- **TEXT PROVIDED**

Monday, February 8, 2016

Karel van Wolferen — The Predators Behind the TPP

The designation “trade” used by politicians and the media when talking about the Trans-Pacific Partnership (TPP) pact and the proposed Trans-Atlantic Trade and Investment Partnership (TPIP) agreement is another perfect example of a misnomer thanks to which a new shadow will be cast over the generally more fortunate parts of the world.
If signed and ratified, the trans-Pacific and trans-Atlantic agreements, which seek to organize business activity under one gigantic umbrella of new rules, are likely to change our living environment in ways very different from what elected officials have been misled to imagine.
They have been peddled as trade treaties, and hence as being wonderful for economic growth, job creation, social well-being and general happiness.
But the TPP agreement, which aims to tie the United States together with close to a dozen countries in Asia, Oceania and a bit of Latin America, is not in the first place about trade, and may hardly be significant at all for stimulating genuine exchanges traditionally labelled that way. The same is true for its TPIP companion, which is meant to create and foster a new American-European business environment.

- **WRITTEN PROBLEM A**
In the piece on the Trans-Pacific Partnership, which countries does the TPP agreement aim to tie the United States together with?
The text and the records are unrelated materials.

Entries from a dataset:
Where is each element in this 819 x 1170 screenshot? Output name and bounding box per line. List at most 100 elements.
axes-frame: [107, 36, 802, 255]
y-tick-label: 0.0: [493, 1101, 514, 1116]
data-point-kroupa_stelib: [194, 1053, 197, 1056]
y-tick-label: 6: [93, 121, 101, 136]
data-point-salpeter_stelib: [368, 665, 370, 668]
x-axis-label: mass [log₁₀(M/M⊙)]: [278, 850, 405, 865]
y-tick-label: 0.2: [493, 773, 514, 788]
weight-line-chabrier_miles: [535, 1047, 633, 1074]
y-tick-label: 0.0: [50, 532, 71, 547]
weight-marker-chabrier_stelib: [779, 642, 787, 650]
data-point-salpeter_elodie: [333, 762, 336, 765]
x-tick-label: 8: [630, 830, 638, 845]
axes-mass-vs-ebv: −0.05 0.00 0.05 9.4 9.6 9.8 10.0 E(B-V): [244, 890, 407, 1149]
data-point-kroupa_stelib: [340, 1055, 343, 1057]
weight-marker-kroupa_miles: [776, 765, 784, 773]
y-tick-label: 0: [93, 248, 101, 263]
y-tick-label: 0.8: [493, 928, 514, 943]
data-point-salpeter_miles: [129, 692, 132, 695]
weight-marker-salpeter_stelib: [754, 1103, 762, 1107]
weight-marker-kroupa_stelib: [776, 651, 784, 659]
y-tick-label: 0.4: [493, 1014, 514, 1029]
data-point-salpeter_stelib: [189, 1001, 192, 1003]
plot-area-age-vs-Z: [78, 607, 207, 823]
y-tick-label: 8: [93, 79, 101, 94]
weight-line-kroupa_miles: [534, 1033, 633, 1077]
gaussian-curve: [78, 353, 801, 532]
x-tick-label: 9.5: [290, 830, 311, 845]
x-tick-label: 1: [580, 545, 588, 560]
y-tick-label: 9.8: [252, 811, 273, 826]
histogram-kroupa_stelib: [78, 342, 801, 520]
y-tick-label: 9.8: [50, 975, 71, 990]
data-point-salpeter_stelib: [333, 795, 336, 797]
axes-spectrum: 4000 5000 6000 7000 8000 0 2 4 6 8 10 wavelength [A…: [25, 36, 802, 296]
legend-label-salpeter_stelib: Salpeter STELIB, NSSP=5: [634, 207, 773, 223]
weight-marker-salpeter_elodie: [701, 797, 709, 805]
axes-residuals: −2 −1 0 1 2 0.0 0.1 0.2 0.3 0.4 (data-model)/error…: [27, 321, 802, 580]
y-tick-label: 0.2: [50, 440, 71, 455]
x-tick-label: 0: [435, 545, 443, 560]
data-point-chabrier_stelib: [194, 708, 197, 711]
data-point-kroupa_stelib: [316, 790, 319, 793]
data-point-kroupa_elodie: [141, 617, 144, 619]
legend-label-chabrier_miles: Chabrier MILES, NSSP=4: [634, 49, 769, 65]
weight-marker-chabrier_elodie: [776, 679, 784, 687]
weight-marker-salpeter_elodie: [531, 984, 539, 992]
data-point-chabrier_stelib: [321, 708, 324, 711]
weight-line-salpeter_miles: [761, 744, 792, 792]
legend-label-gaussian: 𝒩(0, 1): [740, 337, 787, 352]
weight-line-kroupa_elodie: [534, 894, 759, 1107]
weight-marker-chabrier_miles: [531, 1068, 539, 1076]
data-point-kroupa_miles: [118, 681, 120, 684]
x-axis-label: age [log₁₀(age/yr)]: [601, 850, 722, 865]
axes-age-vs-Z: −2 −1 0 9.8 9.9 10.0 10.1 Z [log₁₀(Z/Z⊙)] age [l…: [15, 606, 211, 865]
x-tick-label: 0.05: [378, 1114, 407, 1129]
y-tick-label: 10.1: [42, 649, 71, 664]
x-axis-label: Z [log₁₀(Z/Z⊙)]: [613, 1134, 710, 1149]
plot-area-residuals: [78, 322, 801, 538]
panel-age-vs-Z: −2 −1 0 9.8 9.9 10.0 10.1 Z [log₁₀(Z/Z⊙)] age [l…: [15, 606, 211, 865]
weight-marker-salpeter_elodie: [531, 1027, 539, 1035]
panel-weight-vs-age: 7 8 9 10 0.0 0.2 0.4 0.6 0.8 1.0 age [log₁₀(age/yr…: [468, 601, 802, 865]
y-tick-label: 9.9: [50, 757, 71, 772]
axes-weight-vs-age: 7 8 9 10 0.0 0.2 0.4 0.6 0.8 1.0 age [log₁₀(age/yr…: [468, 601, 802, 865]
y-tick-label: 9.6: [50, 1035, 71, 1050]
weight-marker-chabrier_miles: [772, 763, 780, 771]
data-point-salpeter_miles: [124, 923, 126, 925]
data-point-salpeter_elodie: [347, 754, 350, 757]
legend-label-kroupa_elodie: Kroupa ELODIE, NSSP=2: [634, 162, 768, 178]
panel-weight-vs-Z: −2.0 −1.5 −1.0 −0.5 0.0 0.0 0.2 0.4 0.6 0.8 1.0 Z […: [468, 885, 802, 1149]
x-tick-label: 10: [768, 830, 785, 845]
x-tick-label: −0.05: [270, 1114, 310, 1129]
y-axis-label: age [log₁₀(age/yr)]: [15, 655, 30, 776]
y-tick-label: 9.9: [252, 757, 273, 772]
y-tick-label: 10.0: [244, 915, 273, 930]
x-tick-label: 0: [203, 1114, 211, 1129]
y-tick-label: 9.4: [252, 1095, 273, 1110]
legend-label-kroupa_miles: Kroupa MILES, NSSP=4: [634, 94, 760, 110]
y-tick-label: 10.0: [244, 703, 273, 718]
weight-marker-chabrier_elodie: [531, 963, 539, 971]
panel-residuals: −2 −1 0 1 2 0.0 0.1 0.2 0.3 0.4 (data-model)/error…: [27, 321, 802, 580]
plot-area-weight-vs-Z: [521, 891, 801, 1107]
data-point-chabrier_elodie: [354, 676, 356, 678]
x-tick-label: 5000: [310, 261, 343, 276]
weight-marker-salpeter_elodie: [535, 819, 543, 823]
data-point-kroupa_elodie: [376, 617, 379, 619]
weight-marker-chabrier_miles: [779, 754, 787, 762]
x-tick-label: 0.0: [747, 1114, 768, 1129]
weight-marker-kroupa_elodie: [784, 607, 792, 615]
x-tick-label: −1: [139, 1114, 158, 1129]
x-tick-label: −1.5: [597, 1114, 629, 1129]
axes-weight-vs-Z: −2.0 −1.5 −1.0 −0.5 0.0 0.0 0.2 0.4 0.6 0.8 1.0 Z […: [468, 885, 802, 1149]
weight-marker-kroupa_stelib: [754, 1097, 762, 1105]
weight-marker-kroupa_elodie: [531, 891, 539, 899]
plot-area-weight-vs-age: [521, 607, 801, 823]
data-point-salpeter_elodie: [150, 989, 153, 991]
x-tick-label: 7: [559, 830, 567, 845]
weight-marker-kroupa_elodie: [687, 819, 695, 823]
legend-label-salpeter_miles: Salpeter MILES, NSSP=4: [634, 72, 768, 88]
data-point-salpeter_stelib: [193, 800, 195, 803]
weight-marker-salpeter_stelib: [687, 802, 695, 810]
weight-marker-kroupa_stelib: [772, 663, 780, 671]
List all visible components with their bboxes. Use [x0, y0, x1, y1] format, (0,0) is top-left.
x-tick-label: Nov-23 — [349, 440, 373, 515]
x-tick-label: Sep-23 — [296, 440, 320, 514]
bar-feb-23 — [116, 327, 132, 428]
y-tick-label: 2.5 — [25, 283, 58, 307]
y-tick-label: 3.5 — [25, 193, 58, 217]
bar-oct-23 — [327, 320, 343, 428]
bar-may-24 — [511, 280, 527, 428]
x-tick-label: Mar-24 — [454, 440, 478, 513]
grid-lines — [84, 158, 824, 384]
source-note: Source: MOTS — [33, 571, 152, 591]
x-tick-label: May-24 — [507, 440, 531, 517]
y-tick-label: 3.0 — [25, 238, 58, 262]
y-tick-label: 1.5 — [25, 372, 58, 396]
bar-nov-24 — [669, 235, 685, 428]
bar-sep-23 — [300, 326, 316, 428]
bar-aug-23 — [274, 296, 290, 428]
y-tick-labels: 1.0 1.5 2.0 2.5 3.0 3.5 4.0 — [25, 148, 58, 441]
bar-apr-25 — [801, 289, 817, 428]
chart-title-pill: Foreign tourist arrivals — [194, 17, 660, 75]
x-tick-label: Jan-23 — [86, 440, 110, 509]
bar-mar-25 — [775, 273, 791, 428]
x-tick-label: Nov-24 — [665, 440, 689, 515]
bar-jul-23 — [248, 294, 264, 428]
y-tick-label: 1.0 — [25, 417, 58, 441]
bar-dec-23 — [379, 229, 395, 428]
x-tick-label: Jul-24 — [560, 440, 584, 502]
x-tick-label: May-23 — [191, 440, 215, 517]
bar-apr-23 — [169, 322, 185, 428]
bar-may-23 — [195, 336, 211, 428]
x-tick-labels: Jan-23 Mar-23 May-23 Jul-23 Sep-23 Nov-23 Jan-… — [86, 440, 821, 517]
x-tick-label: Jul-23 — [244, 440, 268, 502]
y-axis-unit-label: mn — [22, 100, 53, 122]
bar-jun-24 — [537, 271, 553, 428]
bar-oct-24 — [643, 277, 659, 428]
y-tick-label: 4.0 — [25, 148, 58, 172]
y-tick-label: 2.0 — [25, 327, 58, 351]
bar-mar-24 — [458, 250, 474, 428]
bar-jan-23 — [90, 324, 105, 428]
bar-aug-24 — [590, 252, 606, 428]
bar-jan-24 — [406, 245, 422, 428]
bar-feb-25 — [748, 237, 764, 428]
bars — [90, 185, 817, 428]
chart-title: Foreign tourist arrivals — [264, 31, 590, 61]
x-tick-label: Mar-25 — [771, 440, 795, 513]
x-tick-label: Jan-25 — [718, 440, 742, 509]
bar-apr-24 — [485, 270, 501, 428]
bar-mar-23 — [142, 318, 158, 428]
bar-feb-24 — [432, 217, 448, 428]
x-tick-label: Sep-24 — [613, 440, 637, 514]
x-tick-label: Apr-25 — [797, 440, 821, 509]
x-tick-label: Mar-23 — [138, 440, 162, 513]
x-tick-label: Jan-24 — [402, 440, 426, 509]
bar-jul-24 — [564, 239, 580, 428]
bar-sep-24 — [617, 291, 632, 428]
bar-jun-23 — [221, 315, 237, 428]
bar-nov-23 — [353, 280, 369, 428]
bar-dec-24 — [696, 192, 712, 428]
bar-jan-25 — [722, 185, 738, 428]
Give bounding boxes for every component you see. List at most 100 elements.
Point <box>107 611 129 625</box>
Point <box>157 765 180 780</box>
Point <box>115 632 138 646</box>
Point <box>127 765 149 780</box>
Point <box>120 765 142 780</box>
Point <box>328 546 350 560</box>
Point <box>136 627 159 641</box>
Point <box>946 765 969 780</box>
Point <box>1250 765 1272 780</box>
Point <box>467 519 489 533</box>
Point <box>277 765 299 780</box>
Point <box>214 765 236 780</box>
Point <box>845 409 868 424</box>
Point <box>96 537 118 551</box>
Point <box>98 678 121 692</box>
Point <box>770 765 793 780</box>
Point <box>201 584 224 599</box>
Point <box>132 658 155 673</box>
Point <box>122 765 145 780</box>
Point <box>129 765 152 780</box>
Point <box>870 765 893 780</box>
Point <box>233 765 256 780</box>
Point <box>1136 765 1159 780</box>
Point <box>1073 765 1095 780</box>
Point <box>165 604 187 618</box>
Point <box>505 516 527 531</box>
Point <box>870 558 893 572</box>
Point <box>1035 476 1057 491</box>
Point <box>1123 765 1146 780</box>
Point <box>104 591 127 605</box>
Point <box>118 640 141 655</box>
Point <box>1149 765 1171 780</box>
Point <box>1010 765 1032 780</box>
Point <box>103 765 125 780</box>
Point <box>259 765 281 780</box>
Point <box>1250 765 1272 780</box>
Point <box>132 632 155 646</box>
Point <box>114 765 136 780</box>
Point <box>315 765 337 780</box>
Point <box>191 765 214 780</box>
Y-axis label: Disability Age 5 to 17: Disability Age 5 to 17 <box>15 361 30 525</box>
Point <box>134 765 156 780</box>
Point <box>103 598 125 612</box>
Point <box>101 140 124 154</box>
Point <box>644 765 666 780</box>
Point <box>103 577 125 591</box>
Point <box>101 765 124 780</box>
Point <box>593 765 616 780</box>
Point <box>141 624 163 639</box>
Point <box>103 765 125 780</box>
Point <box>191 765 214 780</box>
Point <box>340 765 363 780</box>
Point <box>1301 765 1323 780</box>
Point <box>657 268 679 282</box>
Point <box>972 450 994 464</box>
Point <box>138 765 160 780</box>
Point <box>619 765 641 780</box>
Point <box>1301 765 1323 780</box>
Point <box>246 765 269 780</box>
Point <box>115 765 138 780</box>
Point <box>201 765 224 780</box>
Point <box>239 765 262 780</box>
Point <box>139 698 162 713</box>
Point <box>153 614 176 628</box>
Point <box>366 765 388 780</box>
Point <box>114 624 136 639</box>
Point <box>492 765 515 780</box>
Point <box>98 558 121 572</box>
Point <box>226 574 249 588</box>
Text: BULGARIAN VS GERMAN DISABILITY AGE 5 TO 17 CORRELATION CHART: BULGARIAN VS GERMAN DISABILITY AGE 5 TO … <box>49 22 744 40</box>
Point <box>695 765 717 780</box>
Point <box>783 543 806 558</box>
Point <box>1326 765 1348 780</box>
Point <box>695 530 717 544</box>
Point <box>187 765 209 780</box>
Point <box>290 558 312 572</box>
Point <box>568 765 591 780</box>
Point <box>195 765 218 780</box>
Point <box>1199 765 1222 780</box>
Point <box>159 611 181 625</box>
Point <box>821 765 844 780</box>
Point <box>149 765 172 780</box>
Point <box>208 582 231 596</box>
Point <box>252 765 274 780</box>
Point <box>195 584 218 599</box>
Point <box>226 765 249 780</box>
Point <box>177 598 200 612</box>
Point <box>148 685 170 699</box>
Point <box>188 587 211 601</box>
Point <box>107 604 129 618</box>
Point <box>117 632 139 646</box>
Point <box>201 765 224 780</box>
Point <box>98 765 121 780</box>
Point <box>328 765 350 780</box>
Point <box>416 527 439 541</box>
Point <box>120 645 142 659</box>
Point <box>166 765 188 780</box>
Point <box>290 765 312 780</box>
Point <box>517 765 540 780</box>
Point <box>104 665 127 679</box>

- **WRITTEN PROBLEM B**
Return the lines of the records exactly, starting at the first line of the records and ending at the line that contains "data-point-chabrier_stelib: [321, 708, 324, 711]", with both of those lines included.

- **EXERCISE SOLUTION A**
Close to a dozen countries in Asia, Oceania and a bit of Latin America.

- **EXERCISE SOLUTION B**
Where is each element in this 819 x 1170 screenshot? Output name and bounding box per line. List at most 100 elements.
axes-frame: [107, 36, 802, 255]
y-tick-label: 0.0: [493, 1101, 514, 1116]
data-point-kroupa_stelib: [194, 1053, 197, 1056]
y-tick-label: 6: [93, 121, 101, 136]
data-point-salpeter_stelib: [368, 665, 370, 668]
x-axis-label: mass [log₁₀(M/M⊙)]: [278, 850, 405, 865]
y-tick-label: 0.2: [493, 773, 514, 788]
weight-line-chabrier_miles: [535, 1047, 633, 1074]
y-tick-label: 0.0: [50, 532, 71, 547]
weight-marker-chabrier_stelib: [779, 642, 787, 650]
data-point-salpeter_elodie: [333, 762, 336, 765]
x-tick-label: 8: [630, 830, 638, 845]
axes-mass-vs-ebv: −0.05 0.00 0.05 9.4 9.6 9.8 10.0 E(B-V): [244, 890, 407, 1149]
data-point-kroupa_stelib: [340, 1055, 343, 1057]
weight-marker-kroupa_miles: [776, 765, 784, 773]
y-tick-label: 0: [93, 248, 101, 263]
y-tick-label: 0.8: [493, 928, 514, 943]
data-point-salpeter_miles: [129, 692, 132, 695]
weight-marker-salpeter_stelib: [754, 1103, 762, 1107]
weight-marker-kroupa_stelib: [776, 651, 784, 659]
y-tick-label: 0.4: [493, 1014, 514, 1029]
data-point-salpeter_stelib: [189, 1001, 192, 1003]
plot-area-age-vs-Z: [78, 607, 207, 823]
y-tick-label: 8: [93, 79, 101, 94]
weight-line-kroupa_miles: [534, 1033, 633, 1077]
gaussian-curve: [78, 353, 801, 532]
x-tick-label: 9.5: [290, 830, 311, 845]
x-tick-label: 1: [580, 545, 588, 560]
y-tick-label: 9.8: [252, 811, 273, 826]
histogram-kroupa_stelib: [78, 342, 801, 520]
y-tick-label: 9.8: [50, 975, 71, 990]
data-point-salpeter_stelib: [333, 795, 336, 797]
axes-spectrum: 4000 5000 6000 7000 8000 0 2 4 6 8 10 wavelength [A…: [25, 36, 802, 296]
legend-label-salpeter_stelib: Salpeter STELIB, NSSP=5: [634, 207, 773, 223]
weight-marker-salpeter_elodie: [701, 797, 709, 805]
axes-residuals: −2 −1 0 1 2 0.0 0.1 0.2 0.3 0.4 (data-model)/error…: [27, 321, 802, 580]
y-tick-label: 0.2: [50, 440, 71, 455]
x-tick-label: 0: [435, 545, 443, 560]
data-point-chabrier_stelib: [194, 708, 197, 711]
data-point-kroupa_stelib: [316, 790, 319, 793]
data-point-kroupa_elodie: [141, 617, 144, 619]
legend-label-chabrier_miles: Chabrier MILES, NSSP=4: [634, 49, 769, 65]
weight-marker-chabrier_elodie: [776, 679, 784, 687]
weight-marker-salpeter_elodie: [531, 984, 539, 992]
data-point-chabrier_stelib: [321, 708, 324, 711]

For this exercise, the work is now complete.